• _INFORMATION GIVEN_
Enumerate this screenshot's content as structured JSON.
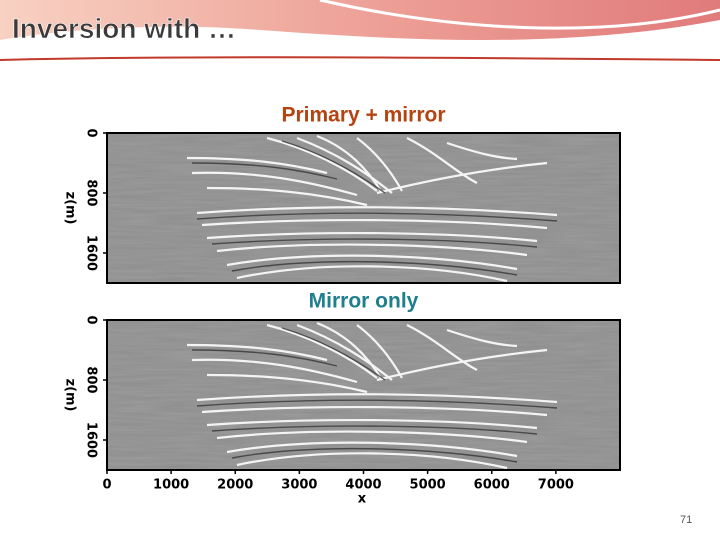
{
  "header": {
    "title": "Inversion with …"
  },
  "panels": [
    {
      "label": "Primary + mirror",
      "ylabel": "z(m)",
      "yticks": [
        0,
        800,
        1600
      ],
      "ylim": [
        0,
        2000
      ]
    },
    {
      "label": "Mirror only",
      "ylabel": "z(m)",
      "yticks": [
        0,
        800,
        1600
      ],
      "ylim": [
        0,
        2000
      ]
    }
  ],
  "xaxis": {
    "label": "x",
    "ticks": [
      0,
      1000,
      2000,
      3000,
      4000,
      5000,
      6000,
      7000
    ],
    "xlim": [
      0,
      8000
    ]
  },
  "page_number": "71"
}
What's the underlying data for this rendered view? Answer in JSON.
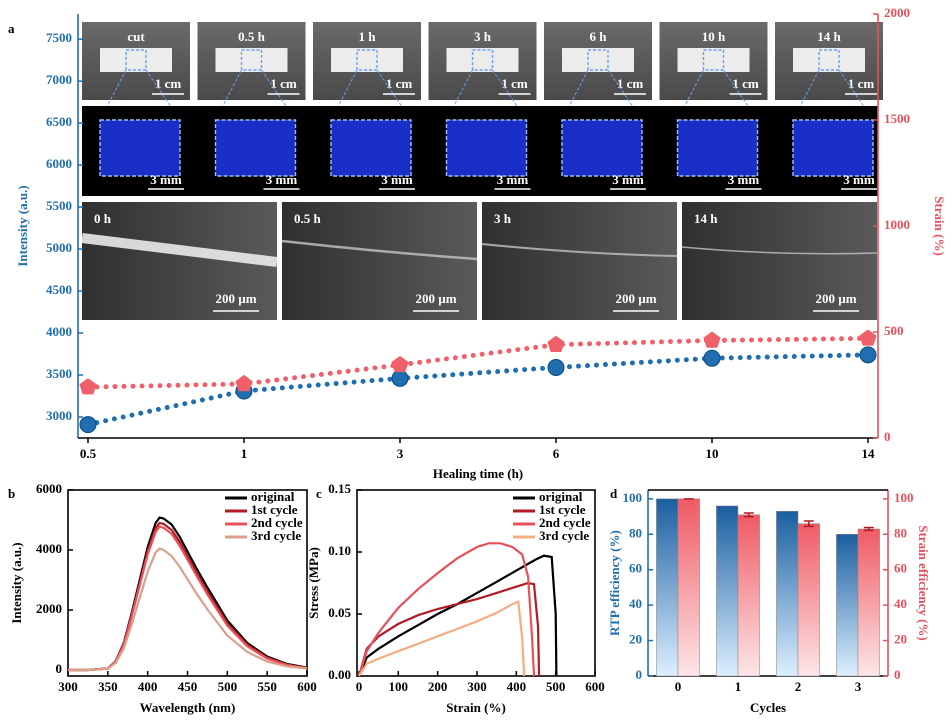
{
  "chart_data": [
    {
      "type": "line",
      "panel_label": "a",
      "x_label": "Healing time (h)",
      "y_label": "Intensity (a.u.)",
      "y2_label": "Strain (%)",
      "y_color": "#1f6fb0",
      "y2_color": "#e8505b",
      "categories": [
        "0.5",
        "1",
        "3",
        "6",
        "10",
        "14"
      ],
      "ylim": [
        2750,
        7800
      ],
      "yticks": [
        3000,
        3500,
        4000,
        4500,
        5000,
        5500,
        6000,
        6500,
        7000,
        7500
      ],
      "y2lim": [
        0,
        2000
      ],
      "y2ticks": [
        0,
        500,
        1000,
        1500,
        2000
      ],
      "series": [
        {
          "color": "#1f6fb0",
          "marker": "circle",
          "values": [
            2910,
            3310,
            3460,
            3590,
            3700,
            3740
          ]
        },
        {
          "color": "#f0606a",
          "marker": "pentagon",
          "axis": "y2",
          "values": [
            240,
            255,
            345,
            440,
            460,
            470
          ]
        }
      ],
      "photos": {
        "labels": [
          "cut",
          "0.5 h",
          "1 h",
          "3 h",
          "6 h",
          "10 h",
          "14 h"
        ],
        "scale": "1 cm"
      },
      "fluorescence": {
        "scale": "3 mm"
      },
      "sem": {
        "labels": [
          "0 h",
          "0.5 h",
          "3 h",
          "14 h"
        ],
        "scale": "200 µm"
      }
    },
    {
      "type": "line",
      "panel_label": "b",
      "x_label": "Wavelength (nm)",
      "y_label": "Intensity (a.u.)",
      "xlim": [
        300,
        600
      ],
      "xticks": [
        300,
        350,
        400,
        450,
        500,
        550,
        600
      ],
      "ylim": [
        -200,
        6000
      ],
      "yticks": [
        0,
        2000,
        4000,
        6000
      ],
      "series": [
        {
          "name": "original",
          "color": "#000000",
          "x": [
            300,
            325,
            350,
            360,
            370,
            380,
            390,
            400,
            410,
            415,
            420,
            430,
            440,
            450,
            460,
            475,
            500,
            525,
            550,
            575,
            600
          ],
          "values": [
            0,
            0,
            50,
            300,
            900,
            1900,
            3000,
            4100,
            4900,
            5080,
            5050,
            4850,
            4450,
            3950,
            3450,
            2750,
            1650,
            900,
            450,
            200,
            80
          ]
        },
        {
          "name": "1st cycle",
          "color": "#b01c24",
          "x": [
            300,
            325,
            350,
            360,
            370,
            380,
            390,
            400,
            410,
            415,
            420,
            430,
            440,
            450,
            460,
            475,
            500,
            525,
            550,
            575,
            600
          ],
          "values": [
            0,
            0,
            50,
            290,
            870,
            1830,
            2900,
            3960,
            4730,
            4900,
            4870,
            4670,
            4280,
            3800,
            3300,
            2620,
            1560,
            840,
            410,
            180,
            70
          ]
        },
        {
          "name": "2nd cycle",
          "color": "#e8505b",
          "x": [
            300,
            325,
            350,
            360,
            370,
            380,
            390,
            400,
            410,
            415,
            420,
            430,
            440,
            450,
            460,
            475,
            500,
            525,
            550,
            575,
            600
          ],
          "values": [
            0,
            0,
            45,
            280,
            850,
            1790,
            2820,
            3860,
            4600,
            4780,
            4740,
            4540,
            4150,
            3680,
            3200,
            2520,
            1480,
            790,
            380,
            160,
            60
          ]
        },
        {
          "name": "3rd cycle",
          "color": "#d9a08a",
          "x": [
            300,
            325,
            350,
            360,
            370,
            380,
            390,
            400,
            410,
            415,
            420,
            430,
            440,
            450,
            460,
            475,
            500,
            525,
            550,
            575,
            600
          ],
          "values": [
            0,
            0,
            40,
            240,
            720,
            1520,
            2400,
            3280,
            3920,
            4050,
            4000,
            3800,
            3450,
            3030,
            2600,
            2020,
            1150,
            600,
            280,
            120,
            50
          ]
        }
      ]
    },
    {
      "type": "line",
      "panel_label": "c",
      "x_label": "Strain (%)",
      "y_label": "Stress (MPa)",
      "xlim": [
        -5,
        600
      ],
      "xticks": [
        0,
        100,
        200,
        300,
        400,
        500,
        600
      ],
      "ylim": [
        0,
        0.15
      ],
      "yticks": [
        {
          "value": 0,
          "label": "0.00"
        },
        {
          "value": 0.05,
          "label": "0.05"
        },
        {
          "value": 0.1,
          "label": "0.10"
        },
        {
          "value": 0.15,
          "label": "0.15"
        }
      ],
      "series": [
        {
          "name": "original",
          "color": "#000000",
          "x": [
            0,
            20,
            50,
            100,
            150,
            200,
            250,
            300,
            350,
            400,
            450,
            470,
            490,
            500,
            502
          ],
          "values": [
            0,
            0.015,
            0.022,
            0.032,
            0.041,
            0.05,
            0.058,
            0.067,
            0.076,
            0.085,
            0.094,
            0.097,
            0.096,
            0.05,
            0
          ]
        },
        {
          "name": "1st cycle",
          "color": "#b01c24",
          "x": [
            0,
            20,
            50,
            100,
            150,
            200,
            250,
            300,
            350,
            400,
            430,
            445,
            455,
            458
          ],
          "values": [
            0,
            0.022,
            0.032,
            0.042,
            0.049,
            0.054,
            0.058,
            0.062,
            0.067,
            0.072,
            0.075,
            0.074,
            0.04,
            0
          ]
        },
        {
          "name": "2nd cycle",
          "color": "#e8505b",
          "x": [
            0,
            20,
            50,
            100,
            150,
            200,
            250,
            300,
            330,
            360,
            390,
            415,
            430,
            440,
            445
          ],
          "values": [
            0,
            0.02,
            0.035,
            0.055,
            0.07,
            0.083,
            0.095,
            0.104,
            0.107,
            0.107,
            0.104,
            0.098,
            0.08,
            0.03,
            0
          ]
        },
        {
          "name": "3rd cycle",
          "color": "#f4ad82",
          "x": [
            0,
            20,
            50,
            100,
            150,
            200,
            250,
            300,
            350,
            390,
            405,
            415,
            420
          ],
          "values": [
            0,
            0.01,
            0.014,
            0.02,
            0.026,
            0.032,
            0.038,
            0.044,
            0.051,
            0.058,
            0.06,
            0.03,
            0
          ]
        }
      ]
    },
    {
      "type": "bar",
      "panel_label": "d",
      "x_label": "Cycles",
      "y_label": "RTP efficiency (%)",
      "y2_label": "Strain efficiency (%)",
      "y_color": "#1f6fb0",
      "y2_color": "#e8505b",
      "categories": [
        "0",
        "1",
        "2",
        "3"
      ],
      "ylim": [
        0,
        105
      ],
      "yticks": [
        0,
        20,
        40,
        60,
        80,
        100
      ],
      "y2lim": [
        0,
        105
      ],
      "y2ticks": [
        0,
        20,
        40,
        60,
        80,
        100
      ],
      "series": [
        {
          "color": "#1f6fb0",
          "values": [
            100,
            96,
            93,
            80
          ]
        },
        {
          "color": "#f0606a",
          "axis": "y2",
          "values": [
            100,
            91,
            86,
            83
          ],
          "errors": [
            0,
            1,
            1.5,
            0.8
          ]
        }
      ]
    }
  ]
}
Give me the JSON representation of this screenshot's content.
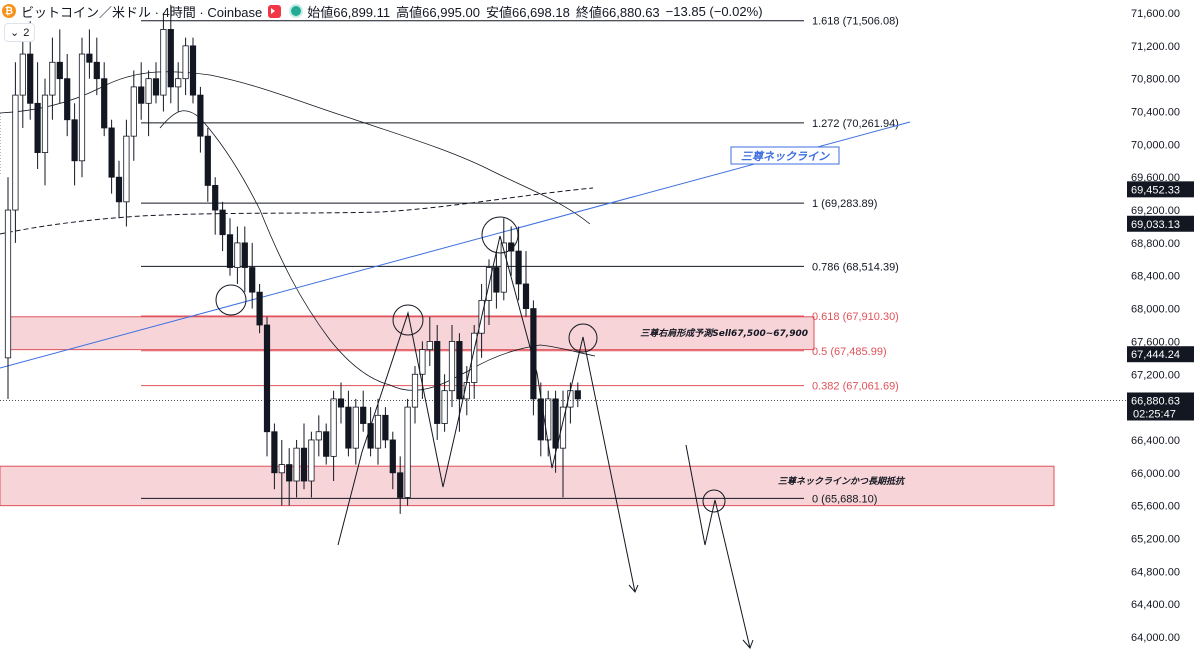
{
  "header": {
    "symbol": "ビットコイン／米ドル · 4時間 · Coinbase",
    "open": "始値66,899.11",
    "high": "高値66,995.00",
    "low": "安値66,698.18",
    "close": "終値66,880.63",
    "change": "−13.85 (−0.02%)",
    "indicator_count": "2"
  },
  "price_axis": {
    "ticks": [
      "71,600.00",
      "71,200.00",
      "70,800.00",
      "70,400.00",
      "70,000.00",
      "69,600.00",
      "69,200.00",
      "68,800.00",
      "68,400.00",
      "68,000.00",
      "67,600.00",
      "67,200.00",
      "66,400.00",
      "66,000.00",
      "65,600.00",
      "65,200.00",
      "64,800.00",
      "64,400.00",
      "64,000.00"
    ],
    "badges": [
      {
        "price": 69452.33,
        "label": "69,452.33"
      },
      {
        "price": 69033.13,
        "label": "69,033.13"
      },
      {
        "price": 67444.24,
        "label": "67,444.24"
      }
    ],
    "last_price": {
      "price": 66880.63,
      "label": "66,880.63",
      "countdown": "02:25:47"
    }
  },
  "fib_levels": [
    {
      "price": 71506.08,
      "label": "1.618 (71,506.08)",
      "color": "#131722"
    },
    {
      "price": 70261.94,
      "label": "1.272 (70,261.94)",
      "color": "#131722"
    },
    {
      "price": 69283.89,
      "label": "1 (69,283.89)",
      "color": "#131722"
    },
    {
      "price": 68514.39,
      "label": "0.786 (68,514.39)",
      "color": "#131722"
    },
    {
      "price": 67910.3,
      "label": "0.618 (67,910.30)",
      "color": "#e0525a"
    },
    {
      "price": 67485.99,
      "label": "0.5 (67,485.99)",
      "color": "#e0525a"
    },
    {
      "price": 67061.69,
      "label": "0.382 (67,061.69)",
      "color": "#e0525a"
    },
    {
      "price": 65688.1,
      "label": "0 (65,688.10)",
      "color": "#131722"
    }
  ],
  "zones": [
    {
      "top": 67900,
      "bottom": 67500,
      "label": "三尊右肩形成予測Sell67,500~67,900"
    },
    {
      "top": 66080,
      "bottom": 65600,
      "label": "三尊ネックラインかつ長期抵抗"
    }
  ],
  "neckline_label": "三尊ネックライン",
  "colors": {
    "up": "#ffffff",
    "down": "#131722",
    "neckline": "#3d6fe0",
    "zone_fill": "#f7d4d8",
    "zone_border": "#e0525a"
  },
  "chart_data": {
    "type": "candlestick",
    "title": "ビットコイン／米ドル · 4時間 · Coinbase",
    "ylim": [
      63930,
      71720
    ],
    "candles": [
      [
        67400,
        69600,
        66900,
        69200
      ],
      [
        69200,
        71000,
        68800,
        70600
      ],
      [
        70600,
        71400,
        70200,
        71100
      ],
      [
        71100,
        71500,
        70300,
        70500
      ],
      [
        70500,
        71000,
        69700,
        69900
      ],
      [
        69900,
        70800,
        69500,
        70600
      ],
      [
        70600,
        71300,
        70300,
        71000
      ],
      [
        71000,
        71400,
        70500,
        70800
      ],
      [
        70800,
        71100,
        70100,
        70300
      ],
      [
        70300,
        70500,
        69500,
        69800
      ],
      [
        69800,
        71300,
        69600,
        71100
      ],
      [
        71100,
        71400,
        70800,
        71000
      ],
      [
        71000,
        71300,
        70600,
        70800
      ],
      [
        70800,
        71000,
        70100,
        70200
      ],
      [
        70200,
        70300,
        69400,
        69600
      ],
      [
        69600,
        69800,
        69100,
        69300
      ],
      [
        69300,
        70300,
        69000,
        70100
      ],
      [
        70100,
        70900,
        69800,
        70700
      ],
      [
        70700,
        71000,
        70300,
        70500
      ],
      [
        70500,
        70900,
        70100,
        70800
      ],
      [
        70800,
        71000,
        70500,
        70600
      ],
      [
        70600,
        71600,
        70400,
        71400
      ],
      [
        71400,
        71700,
        70500,
        70700
      ],
      [
        70700,
        71000,
        70400,
        70800
      ],
      [
        70800,
        71300,
        70600,
        71200
      ],
      [
        71200,
        71300,
        70500,
        70600
      ],
      [
        70600,
        70700,
        69900,
        70100
      ],
      [
        70100,
        70200,
        69300,
        69500
      ],
      [
        69500,
        69600,
        68900,
        69200
      ],
      [
        69200,
        69300,
        68700,
        68900
      ],
      [
        68900,
        69100,
        68400,
        68500
      ],
      [
        68500,
        69000,
        68300,
        68800
      ],
      [
        68800,
        69000,
        68200,
        68500
      ],
      [
        68500,
        68800,
        68000,
        68200
      ],
      [
        68200,
        68300,
        67700,
        67800
      ],
      [
        67800,
        67900,
        66200,
        66500
      ],
      [
        66500,
        66600,
        65800,
        66000
      ],
      [
        66000,
        66400,
        65600,
        66100
      ],
      [
        66100,
        66300,
        65600,
        65900
      ],
      [
        65900,
        66400,
        65700,
        66300
      ],
      [
        66300,
        66600,
        65800,
        65900
      ],
      [
        65900,
        66500,
        65700,
        66400
      ],
      [
        66400,
        66700,
        66200,
        66500
      ],
      [
        66500,
        66600,
        66100,
        66200
      ],
      [
        66200,
        67000,
        65900,
        66900
      ],
      [
        66900,
        67100,
        66600,
        66800
      ],
      [
        66800,
        67000,
        66200,
        66300
      ],
      [
        66300,
        66900,
        66100,
        66800
      ],
      [
        66800,
        67000,
        66500,
        66600
      ],
      [
        66600,
        66800,
        66200,
        66300
      ],
      [
        66300,
        66900,
        66100,
        66700
      ],
      [
        66700,
        66800,
        66300,
        66400
      ],
      [
        66400,
        66500,
        65800,
        66000
      ],
      [
        66000,
        66200,
        65500,
        65700
      ],
      [
        65700,
        66900,
        65600,
        66800
      ],
      [
        66800,
        67300,
        66600,
        67200
      ],
      [
        67200,
        67600,
        66900,
        67500
      ],
      [
        67500,
        67900,
        67300,
        67600
      ],
      [
        67600,
        67800,
        66400,
        66600
      ],
      [
        66600,
        67200,
        66500,
        67000
      ],
      [
        67000,
        67800,
        66800,
        67600
      ],
      [
        67600,
        67700,
        66500,
        66900
      ],
      [
        66900,
        67300,
        66700,
        67100
      ],
      [
        67100,
        67800,
        66900,
        67700
      ],
      [
        67700,
        68300,
        67400,
        68100
      ],
      [
        68100,
        68600,
        67800,
        68500
      ],
      [
        68500,
        68700,
        68000,
        68200
      ],
      [
        68200,
        69100,
        68100,
        68800
      ],
      [
        68800,
        69000,
        68400,
        68700
      ],
      [
        68700,
        69000,
        68100,
        68300
      ],
      [
        68300,
        68700,
        67900,
        68000
      ],
      [
        68000,
        68100,
        66700,
        66900
      ],
      [
        66900,
        67100,
        66200,
        66400
      ],
      [
        66400,
        67000,
        66200,
        66900
      ],
      [
        66900,
        67000,
        66000,
        66300
      ],
      [
        66300,
        67000,
        65700,
        66800
      ],
      [
        66800,
        67100,
        66600,
        67000
      ],
      [
        67000,
        67100,
        66800,
        66900
      ]
    ]
  }
}
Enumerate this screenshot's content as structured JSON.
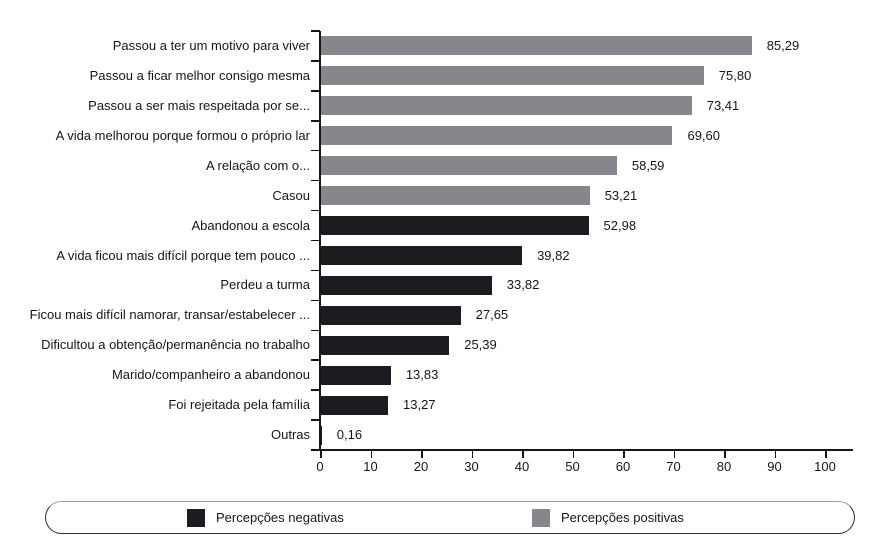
{
  "chart_data": {
    "type": "bar",
    "orientation": "horizontal",
    "categories": [
      "Passou a ter um motivo para viver",
      "Passou a ficar melhor consigo mesma",
      "Passou a ser mais respeitada por se...",
      "A vida melhorou porque formou o próprio lar",
      "A relação com o...",
      "Casou",
      "Abandonou a escola",
      "A vida ficou mais difícil porque tem pouco ...",
      "Perdeu a turma",
      "Ficou mais difícil namorar, transar/estabelecer ...",
      "Dificultou a obtenção/permanência no trabalho",
      "Marido/companheiro a abandonou",
      "Foi rejeitada pela família",
      "Outras"
    ],
    "values": [
      85.29,
      75.8,
      73.41,
      69.6,
      58.59,
      53.21,
      52.98,
      39.82,
      33.82,
      27.65,
      25.39,
      13.83,
      13.27,
      0.16
    ],
    "value_labels": [
      "85,29",
      "75,80",
      "73,41",
      "69,60",
      "58,59",
      "53,21",
      "52,98",
      "39,82",
      "33,82",
      "27,65",
      "25,39",
      "13,83",
      "13,27",
      "0,16"
    ],
    "groups": [
      "positive",
      "positive",
      "positive",
      "positive",
      "positive",
      "positive",
      "negative",
      "negative",
      "negative",
      "negative",
      "negative",
      "negative",
      "negative",
      "negative"
    ],
    "xlim": [
      0,
      100
    ],
    "x_ticks": [
      "0",
      "10",
      "20",
      "30",
      "40",
      "50",
      "60",
      "70",
      "80",
      "90",
      "100"
    ],
    "grid": false,
    "legend_position": "bottom",
    "legend": [
      {
        "key": "negative",
        "label": "Percepções negativas",
        "color": "#1c1b1f"
      },
      {
        "key": "positive",
        "label": "Percepções positivas",
        "color": "#85878d"
      }
    ],
    "colors": {
      "negative": "#1c1b1f",
      "positive": "#85878d",
      "axis": "#161616",
      "text": "#161616"
    }
  }
}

• _WHAT TO PRODUCE_
Go through the listing above line by line and say how many lines hold the word "Coinbase". Reply with that number only.

• _TASK SOLUTION_
2